* Figure data in JSON:
+++++

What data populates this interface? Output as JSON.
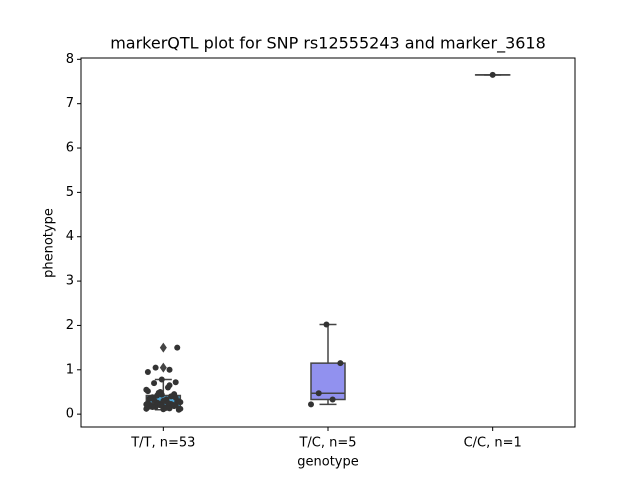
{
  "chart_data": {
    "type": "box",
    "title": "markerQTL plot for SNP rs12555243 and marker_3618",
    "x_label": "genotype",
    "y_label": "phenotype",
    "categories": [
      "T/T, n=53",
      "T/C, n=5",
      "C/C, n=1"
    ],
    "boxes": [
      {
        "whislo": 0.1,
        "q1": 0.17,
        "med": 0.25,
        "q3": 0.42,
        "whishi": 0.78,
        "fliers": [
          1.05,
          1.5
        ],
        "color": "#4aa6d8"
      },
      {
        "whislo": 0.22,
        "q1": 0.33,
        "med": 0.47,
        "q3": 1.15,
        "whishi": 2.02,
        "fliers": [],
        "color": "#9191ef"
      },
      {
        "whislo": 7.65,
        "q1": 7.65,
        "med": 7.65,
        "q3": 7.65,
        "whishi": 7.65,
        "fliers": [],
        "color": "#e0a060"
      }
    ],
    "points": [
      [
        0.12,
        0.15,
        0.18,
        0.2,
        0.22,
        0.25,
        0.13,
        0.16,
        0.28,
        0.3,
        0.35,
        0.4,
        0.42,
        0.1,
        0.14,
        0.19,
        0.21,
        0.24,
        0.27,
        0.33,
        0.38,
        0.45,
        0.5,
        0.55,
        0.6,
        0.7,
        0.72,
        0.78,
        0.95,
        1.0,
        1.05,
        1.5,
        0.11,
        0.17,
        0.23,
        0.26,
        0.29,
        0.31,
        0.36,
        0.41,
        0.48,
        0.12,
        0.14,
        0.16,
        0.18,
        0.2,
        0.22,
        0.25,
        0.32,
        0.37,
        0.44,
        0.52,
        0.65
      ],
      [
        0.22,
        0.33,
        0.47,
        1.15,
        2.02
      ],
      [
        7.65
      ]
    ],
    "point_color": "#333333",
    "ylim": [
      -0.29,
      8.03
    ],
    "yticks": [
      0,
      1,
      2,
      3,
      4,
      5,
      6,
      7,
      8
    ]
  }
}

+++++

* SHORT EXERCISE: Leave the pictures out, and print every line of the listing exactly as written.

* TASK SOLUTION:
What data populates this interface? Output as JSON.
{
  "chart_data": {
    "type": "box",
    "title": "markerQTL plot for SNP rs12555243 and marker_3618",
    "x_label": "genotype",
    "y_label": "phenotype",
    "categories": [
      "T/T, n=53",
      "T/C, n=5",
      "C/C, n=1"
    ],
    "boxes": [
      {
        "whislo": 0.1,
        "q1": 0.17,
        "med": 0.25,
        "q3": 0.42,
        "whishi": 0.78,
        "fliers": [
          1.05,
          1.5
        ],
        "color": "#4aa6d8"
      },
      {
        "whislo": 0.22,
        "q1": 0.33,
        "med": 0.47,
        "q3": 1.15,
        "whishi": 2.02,
        "fliers": [],
        "color": "#9191ef"
      },
      {
        "whislo": 7.65,
        "q1": 7.65,
        "med": 7.65,
        "q3": 7.65,
        "whishi": 7.65,
        "fliers": [],
        "color": "#e0a060"
      }
    ],
    "points": [
      [
        0.12,
        0.15,
        0.18,
        0.2,
        0.22,
        0.25,
        0.13,
        0.16,
        0.28,
        0.3,
        0.35,
        0.4,
        0.42,
        0.1,
        0.14,
        0.19,
        0.21,
        0.24,
        0.27,
        0.33,
        0.38,
        0.45,
        0.5,
        0.55,
        0.6,
        0.7,
        0.72,
        0.78,
        0.95,
        1.0,
        1.05,
        1.5,
        0.11,
        0.17,
        0.23,
        0.26,
        0.29,
        0.31,
        0.36,
        0.41,
        0.48,
        0.12,
        0.14,
        0.16,
        0.18,
        0.2,
        0.22,
        0.25,
        0.32,
        0.37,
        0.44,
        0.52,
        0.65
      ],
      [
        0.22,
        0.33,
        0.47,
        1.15,
        2.02
      ],
      [
        7.65
      ]
    ],
    "point_color": "#333333",
    "ylim": [
      -0.29,
      8.03
    ],
    "yticks": [
      0,
      1,
      2,
      3,
      4,
      5,
      6,
      7,
      8
    ]
  }
}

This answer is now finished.